EXERCISE PROMPT
Pictures do not belong in your copy. Repeat all the other data exactly.

SUPPLIED RECORDS
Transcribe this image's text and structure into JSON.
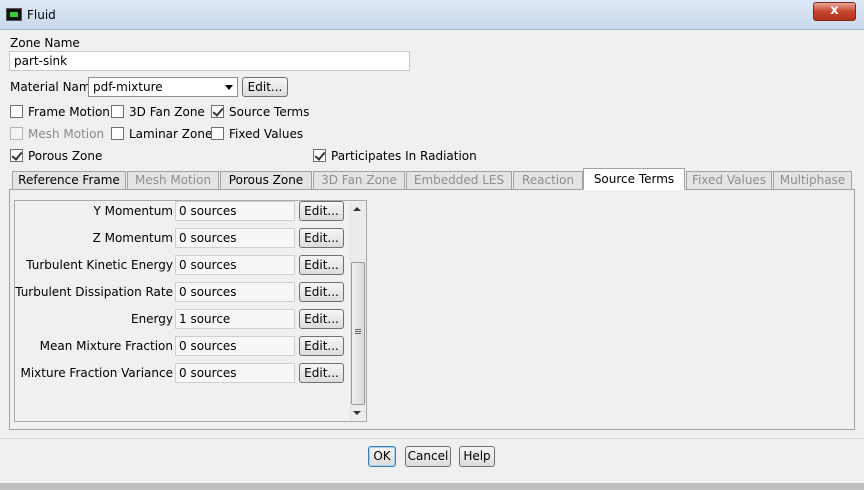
{
  "window": {
    "title": "Fluid",
    "close_label": "x"
  },
  "zone_name": {
    "label": "Zone Name",
    "value": "part-sink"
  },
  "material": {
    "label": "Material Name",
    "value": "pdf-mixture",
    "edit_label": "Edit..."
  },
  "checkboxes": {
    "frame_motion": {
      "label": "Frame Motion",
      "checked": false,
      "enabled": true
    },
    "fan_zone": {
      "label": "3D Fan Zone",
      "checked": false,
      "enabled": true
    },
    "source_terms": {
      "label": "Source Terms",
      "checked": true,
      "enabled": true
    },
    "mesh_motion": {
      "label": "Mesh Motion",
      "checked": false,
      "enabled": false
    },
    "laminar_zone": {
      "label": "Laminar Zone",
      "checked": false,
      "enabled": true
    },
    "fixed_values": {
      "label": "Fixed Values",
      "checked": false,
      "enabled": true
    },
    "porous_zone": {
      "label": "Porous Zone",
      "checked": true,
      "enabled": true
    },
    "radiation": {
      "label": "Participates In Radiation",
      "checked": true,
      "enabled": true
    }
  },
  "tabs": [
    {
      "label": "Reference Frame",
      "enabled": true
    },
    {
      "label": "Mesh Motion",
      "enabled": false
    },
    {
      "label": "Porous Zone",
      "enabled": true
    },
    {
      "label": "3D Fan Zone",
      "enabled": false
    },
    {
      "label": "Embedded LES",
      "enabled": false
    },
    {
      "label": "Reaction",
      "enabled": false
    },
    {
      "label": "Source Terms",
      "enabled": true,
      "active": true
    },
    {
      "label": "Fixed Values",
      "enabled": false
    },
    {
      "label": "Multiphase",
      "enabled": false
    }
  ],
  "source_terms": [
    {
      "label": "Y Momentum",
      "value": "0 sources",
      "edit": "Edit..."
    },
    {
      "label": "Z Momentum",
      "value": "0 sources",
      "edit": "Edit..."
    },
    {
      "label": "Turbulent Kinetic Energy",
      "value": "0 sources",
      "edit": "Edit..."
    },
    {
      "label": "Turbulent Dissipation Rate",
      "value": "0 sources",
      "edit": "Edit..."
    },
    {
      "label": "Energy",
      "value": "1 source",
      "edit": "Edit..."
    },
    {
      "label": "Mean Mixture Fraction",
      "value": "0 sources",
      "edit": "Edit..."
    },
    {
      "label": "Mixture Fraction Variance",
      "value": "0 sources",
      "edit": "Edit..."
    }
  ],
  "buttons": {
    "ok": "OK",
    "cancel": "Cancel",
    "help": "Help"
  }
}
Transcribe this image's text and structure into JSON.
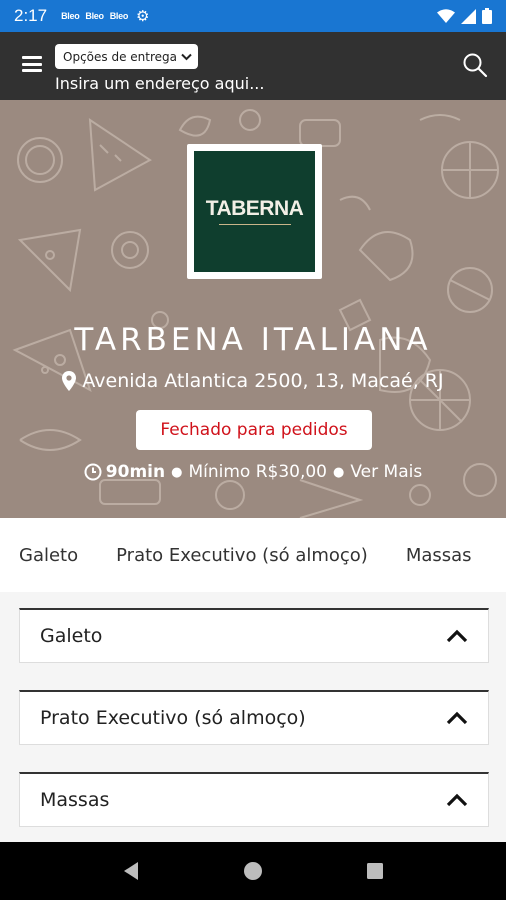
{
  "status_bar": {
    "time": "2:17",
    "notifications": [
      "Bleo",
      "Bleo",
      "Bleo"
    ]
  },
  "header": {
    "delivery_options_label": "Opções de entrega",
    "address_placeholder": "Insira um endereço aqui..."
  },
  "restaurant": {
    "logo_text": "TABERNA",
    "name": "TARBENA ITALIANA",
    "address": "Avenida Atlantica 2500, 13, Macaé, RJ",
    "status": "Fechado para pedidos",
    "delivery_time": "90min",
    "minimum": "Mínimo R$30,00",
    "more_link": "Ver Mais"
  },
  "tabs": [
    {
      "label": "Galeto"
    },
    {
      "label": "Prato Executivo (só almoço)"
    },
    {
      "label": "Massas"
    }
  ],
  "sections": [
    {
      "title": "Galeto"
    },
    {
      "title": "Prato Executivo (só almoço)"
    },
    {
      "title": "Massas"
    }
  ],
  "colors": {
    "status_bar": "#1976d2",
    "app_bar": "#313131",
    "hero_bg": "#9b8a80",
    "logo_bg": "#0f3e2e",
    "closed_text": "#d0121b"
  }
}
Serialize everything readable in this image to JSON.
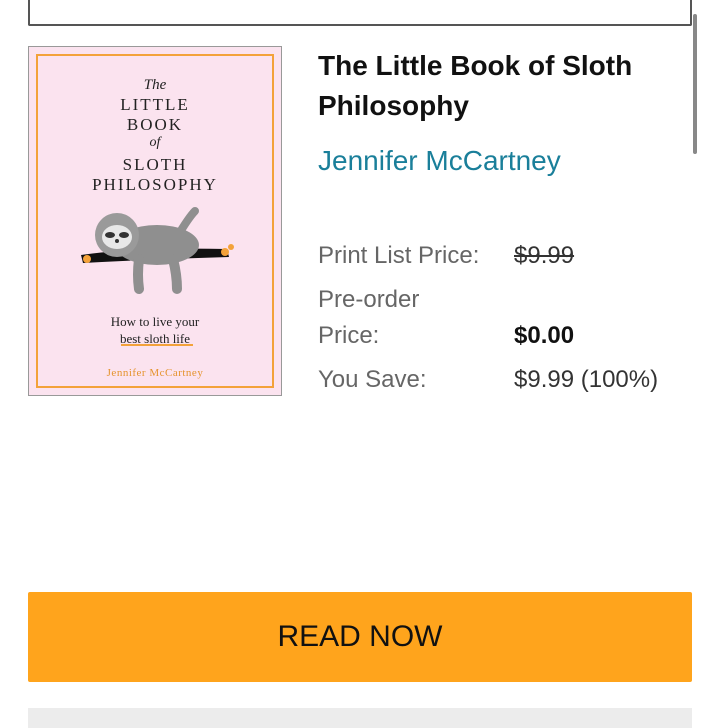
{
  "book": {
    "cover": {
      "the": "The",
      "title_lines": [
        "LITTLE",
        "BOOK"
      ],
      "of": "of",
      "sloth_lines": [
        "SLOTH",
        "PHILOSOPHY"
      ],
      "subtitle_lines": [
        "How to live your",
        "best sloth life"
      ],
      "author": "Jennifer McCartney",
      "background_color": "#fbe3ef",
      "accent_color": "#f3a23a"
    },
    "title": "The Little Book of Sloth Philosophy",
    "author": "Jennifer McCartney"
  },
  "pricing": {
    "print_list_label": "Print List Price:",
    "print_list_value": "$9.99",
    "preorder_label": "Pre-order Price:",
    "preorder_value": "$0.00",
    "you_save_label": "You Save:",
    "you_save_value": "$9.99 (100%)"
  },
  "actions": {
    "read_now_label": "READ NOW",
    "read_now_color": "#ffa41c"
  }
}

WRITTEN RESPONSE
Transcribe this image's text and structure into JSON.
{
  "window": {
    "title": "Fluid",
    "close_label": "x"
  },
  "zone_name": {
    "label": "Zone Name",
    "value": "part-sink"
  },
  "material": {
    "label": "Material Name",
    "value": "pdf-mixture",
    "edit_label": "Edit..."
  },
  "checkboxes": {
    "frame_motion": {
      "label": "Frame Motion",
      "checked": false,
      "enabled": true
    },
    "fan_zone": {
      "label": "3D Fan Zone",
      "checked": false,
      "enabled": true
    },
    "source_terms": {
      "label": "Source Terms",
      "checked": true,
      "enabled": true
    },
    "mesh_motion": {
      "label": "Mesh Motion",
      "checked": false,
      "enabled": false
    },
    "laminar_zone": {
      "label": "Laminar Zone",
      "checked": false,
      "enabled": true
    },
    "fixed_values": {
      "label": "Fixed Values",
      "checked": false,
      "enabled": true
    },
    "porous_zone": {
      "label": "Porous Zone",
      "checked": true,
      "enabled": true
    },
    "radiation": {
      "label": "Participates In Radiation",
      "checked": true,
      "enabled": true
    }
  },
  "tabs": [
    {
      "label": "Reference Frame",
      "enabled": true
    },
    {
      "label": "Mesh Motion",
      "enabled": false
    },
    {
      "label": "Porous Zone",
      "enabled": true
    },
    {
      "label": "3D Fan Zone",
      "enabled": false
    },
    {
      "label": "Embedded LES",
      "enabled": false
    },
    {
      "label": "Reaction",
      "enabled": false
    },
    {
      "label": "Source Terms",
      "enabled": true,
      "active": true
    },
    {
      "label": "Fixed Values",
      "enabled": false
    },
    {
      "label": "Multiphase",
      "enabled": false
    }
  ],
  "source_terms": [
    {
      "label": "Y Momentum",
      "value": "0 sources",
      "edit": "Edit..."
    },
    {
      "label": "Z Momentum",
      "value": "0 sources",
      "edit": "Edit..."
    },
    {
      "label": "Turbulent Kinetic Energy",
      "value": "0 sources",
      "edit": "Edit..."
    },
    {
      "label": "Turbulent Dissipation Rate",
      "value": "0 sources",
      "edit": "Edit..."
    },
    {
      "label": "Energy",
      "value": "1 source",
      "edit": "Edit..."
    },
    {
      "label": "Mean Mixture Fraction",
      "value": "0 sources",
      "edit": "Edit..."
    },
    {
      "label": "Mixture Fraction Variance",
      "value": "0 sources",
      "edit": "Edit..."
    }
  ],
  "buttons": {
    "ok": "OK",
    "cancel": "Cancel",
    "help": "Help"
  }
}
Transcribe this image's text and structure into JSON.
{
  "status_bar": {
    "time": "2:17",
    "notifications": [
      "Bleo",
      "Bleo",
      "Bleo"
    ]
  },
  "header": {
    "delivery_options_label": "Opções de entrega",
    "address_placeholder": "Insira um endereço aqui..."
  },
  "restaurant": {
    "logo_text": "TABERNA",
    "name": "TARBENA ITALIANA",
    "address": "Avenida Atlantica 2500, 13, Macaé, RJ",
    "status": "Fechado para pedidos",
    "delivery_time": "90min",
    "minimum": "Mínimo R$30,00",
    "more_link": "Ver Mais"
  },
  "tabs": [
    {
      "label": "Galeto"
    },
    {
      "label": "Prato Executivo (só almoço)"
    },
    {
      "label": "Massas"
    }
  ],
  "sections": [
    {
      "title": "Galeto"
    },
    {
      "title": "Prato Executivo (só almoço)"
    },
    {
      "title": "Massas"
    }
  ],
  "colors": {
    "status_bar": "#1976d2",
    "app_bar": "#313131",
    "hero_bg": "#9b8a80",
    "logo_bg": "#0f3e2e",
    "closed_text": "#d0121b"
  }
}
Serialize everything readable in this image to JSON.
{
  "book": {
    "cover": {
      "the": "The",
      "title_lines": [
        "LITTLE",
        "BOOK"
      ],
      "of": "of",
      "sloth_lines": [
        "SLOTH",
        "PHILOSOPHY"
      ],
      "subtitle_lines": [
        "How to live your",
        "best sloth life"
      ],
      "author": "Jennifer McCartney",
      "background_color": "#fbe3ef",
      "accent_color": "#f3a23a"
    },
    "title": "The Little Book of Sloth Philosophy",
    "author": "Jennifer McCartney"
  },
  "pricing": {
    "print_list_label": "Print List Price:",
    "print_list_value": "$9.99",
    "preorder_label": "Pre-order Price:",
    "preorder_value": "$0.00",
    "you_save_label": "You Save:",
    "you_save_value": "$9.99 (100%)"
  },
  "actions": {
    "read_now_label": "READ NOW",
    "read_now_color": "#ffa41c"
  }
}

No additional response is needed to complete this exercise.